▶ **REQUIRED TASK**: What follows is a set of records, each of which is to be written out exactly.

┄┄┄┄┄┄┄┄┄┄

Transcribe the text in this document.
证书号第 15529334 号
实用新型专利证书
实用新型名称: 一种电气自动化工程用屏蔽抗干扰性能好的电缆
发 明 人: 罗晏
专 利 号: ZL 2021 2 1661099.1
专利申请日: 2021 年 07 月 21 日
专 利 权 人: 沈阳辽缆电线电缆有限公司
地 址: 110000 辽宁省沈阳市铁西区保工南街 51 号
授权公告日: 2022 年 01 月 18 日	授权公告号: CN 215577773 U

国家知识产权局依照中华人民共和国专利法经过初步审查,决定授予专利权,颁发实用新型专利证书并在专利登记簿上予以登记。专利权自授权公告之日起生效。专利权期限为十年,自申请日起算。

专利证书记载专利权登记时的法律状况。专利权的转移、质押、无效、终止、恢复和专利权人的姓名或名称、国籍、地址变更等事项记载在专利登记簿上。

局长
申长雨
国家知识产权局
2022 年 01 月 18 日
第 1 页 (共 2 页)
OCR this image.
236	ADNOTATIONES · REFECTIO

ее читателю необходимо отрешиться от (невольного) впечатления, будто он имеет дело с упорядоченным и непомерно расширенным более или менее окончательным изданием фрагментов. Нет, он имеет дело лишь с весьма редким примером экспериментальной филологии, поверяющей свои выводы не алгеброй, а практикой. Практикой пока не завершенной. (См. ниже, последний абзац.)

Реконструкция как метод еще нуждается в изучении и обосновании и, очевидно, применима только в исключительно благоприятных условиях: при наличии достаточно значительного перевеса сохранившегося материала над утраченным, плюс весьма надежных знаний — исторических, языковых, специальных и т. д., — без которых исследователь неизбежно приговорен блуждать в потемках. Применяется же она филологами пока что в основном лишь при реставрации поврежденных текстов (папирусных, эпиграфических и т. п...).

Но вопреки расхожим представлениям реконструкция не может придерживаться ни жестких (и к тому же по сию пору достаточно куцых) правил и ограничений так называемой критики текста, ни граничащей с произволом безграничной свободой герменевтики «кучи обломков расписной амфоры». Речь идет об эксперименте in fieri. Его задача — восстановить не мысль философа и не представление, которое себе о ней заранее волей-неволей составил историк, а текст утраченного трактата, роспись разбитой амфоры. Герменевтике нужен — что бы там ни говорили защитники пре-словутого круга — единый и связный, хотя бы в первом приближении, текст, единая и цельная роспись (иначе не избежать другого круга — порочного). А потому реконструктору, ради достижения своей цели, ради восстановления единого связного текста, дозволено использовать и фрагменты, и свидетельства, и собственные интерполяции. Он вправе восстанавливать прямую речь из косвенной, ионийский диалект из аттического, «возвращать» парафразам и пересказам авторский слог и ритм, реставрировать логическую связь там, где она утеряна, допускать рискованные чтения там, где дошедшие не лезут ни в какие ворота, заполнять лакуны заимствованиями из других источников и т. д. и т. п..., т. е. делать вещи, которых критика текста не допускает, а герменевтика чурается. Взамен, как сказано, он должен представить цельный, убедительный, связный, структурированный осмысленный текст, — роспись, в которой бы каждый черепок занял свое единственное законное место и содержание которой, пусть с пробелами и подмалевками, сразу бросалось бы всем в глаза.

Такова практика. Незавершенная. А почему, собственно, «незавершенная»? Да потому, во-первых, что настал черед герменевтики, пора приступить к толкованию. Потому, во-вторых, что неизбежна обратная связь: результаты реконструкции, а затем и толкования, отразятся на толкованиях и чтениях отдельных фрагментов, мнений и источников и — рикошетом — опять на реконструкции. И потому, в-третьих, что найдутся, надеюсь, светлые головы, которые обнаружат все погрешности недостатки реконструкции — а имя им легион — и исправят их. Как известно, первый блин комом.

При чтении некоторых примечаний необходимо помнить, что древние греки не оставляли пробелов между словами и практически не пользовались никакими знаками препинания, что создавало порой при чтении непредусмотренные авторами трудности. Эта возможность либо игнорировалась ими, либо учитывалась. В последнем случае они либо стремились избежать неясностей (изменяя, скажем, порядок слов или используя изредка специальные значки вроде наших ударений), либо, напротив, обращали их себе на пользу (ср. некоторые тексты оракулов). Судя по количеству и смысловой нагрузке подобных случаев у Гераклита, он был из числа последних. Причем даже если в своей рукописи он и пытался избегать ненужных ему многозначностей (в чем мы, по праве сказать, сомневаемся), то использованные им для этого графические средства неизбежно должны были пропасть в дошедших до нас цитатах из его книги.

┄┄┄┄┄┄┄┄┄┄

▶ **RESPONSE TO THIS TASK**:
Transcribe the text in this document.
证书号第 15529334 号
实用新型专利证书
实用新型名称: 一种电气自动化工程用屏蔽抗干扰性能好的电缆
发 明 人: 罗晏
专 利 号: ZL 2021 2 1661099.1
专利申请日: 2021 年 07 月 21 日
专 利 权 人: 沈阳辽缆电线电缆有限公司
地 址: 110000 辽宁省沈阳市铁西区保工南街 51 号
授权公告日: 2022 年 01 月 18 日	授权公告号: CN 215577773 U

国家知识产权局依照中华人民共和国专利法经过初步审查,决定授予专利权,颁发实用新型专利证书并在专利登记簿上予以登记。专利权自授权公告之日起生效。专利权期限为十年,自申请日起算。

专利证书记载专利权登记时的法律状况。专利权的转移、质押、无效、终止、恢复和专利权人的姓名或名称、国籍、地址变更等事项记载在专利登记簿上。

局长
申长雨
国家知识产权局
2022 年 01 月 18 日
第 1 页 (共 2 页)
OCR this image.
236	ADNOTATIONES · REFECTIO

ее читателю необходимо отрешиться от (невольного) впечатления, будто он имеет дело с упорядоченным и непомерно расширенным более или менее окончательным изданием фрагментов. Нет, он имеет дело лишь с весьма редким примером экспериментальной филологии, поверяющей свои выводы не алгеброй, а практикой. Практикой пока не завершенной. (См. ниже, последний абзац.)

Реконструкция как метод еще нуждается в изучении и обосновании и, очевидно, применима только в исключительно благоприятных условиях: при наличии достаточно значительного перевеса сохранившегося материала над утраченным, плюс весьма надежных знаний — исторических, языковых, специальных и т. д., — без которых исследователь неизбежно приговорен блуждать в потемках. Применяется же она филологами пока что в основном лишь при реставрации поврежденных текстов (папирусных, эпиграфических и т. п...).

Но вопреки расхожим представлениям реконструкция не может придерживаться ни жестких (и к тому же по сию пору достаточно куцых) правил и ограничений так называемой критики текста, ни граничащей с произволом безграничной свободой герменевтики «кучи обломков расписной амфоры». Речь идет об эксперименте in fieri. Его задача — восстановить не мысль философа и не представление, которое себе о ней заранее волей-неволей составил историк, а текст утраченного трактата, роспись разбитой амфоры. Герменевтике нужен — что бы там ни говорили защитники пре-словутого круга — единый и связный, хотя бы в первом приближении, текст, единая и цельная роспись (иначе не избежать другого круга — порочного). А потому реконструктору, ради достижения своей цели, ради восстановления единого связного текста, дозволено использовать и фрагменты, и свидетельства, и собственные интерполяции. Он вправе восстанавливать прямую речь из косвенной, ионийский диалект из аттического, «возвращать» парафразам и пересказам авторский слог и ритм, реставрировать логическую связь там, где она утеряна, допускать рискованные чтения там, где дошедшие не лезут ни в какие ворота, заполнять лакуны заимствованиями из других источников и т. д. и т. п..., т. е. делать вещи, которых критика текста не допускает, а герменевтика чурается. Взамен, как сказано, он должен представить цельный, убедительный, связный, структурированный осмысленный текст, — роспись, в которой бы каждый черепок занял свое единственное законное место и содержание которой, пусть с пробелами и подмалевками, сразу бросалось бы всем в глаза.

Такова практика. Незавершенная. А почему, собственно, «незавершенная»? Да потому, во-первых, что настал черед герменевтики, пора приступить к толкованию. Потому, во-вторых, что неизбежна обратная связь: результаты реконструкции, а затем и толкования, отразятся на толкованиях и чтениях отдельных фрагментов, мнений и источников и — рикошетом — опять на реконструкции. И потому, в-третьих, что найдутся, надеюсь, светлые головы, которые обнаружат все погрешности недостатки реконструкции — а имя им легион — и исправят их. Как известно, первый блин комом.

При чтении некоторых примечаний необходимо помнить, что древние греки не оставляли пробелов между словами и практически не пользовались никакими знаками препинания, что создавало порой при чтении непредусмотренные авторами трудности. Эта возможность либо игнорировалась ими, либо учитывалась. В последнем случае они либо стремились избежать неясностей (изменяя, скажем, порядок слов или используя изредка специальные значки вроде наших ударений), либо, напротив, обращали их себе на пользу (ср. некоторые тексты оракулов). Судя по количеству и смысловой нагрузке подобных случаев у Гераклита, он был из числа последних. Причем даже если в своей рукописи он и пытался избегать ненужных ему многозначностей (в чем мы, по праве сказать, сомневаемся), то использованные им для этого графические средства неизбежно должны были пропасть в дошедших до нас цитатах из его книги.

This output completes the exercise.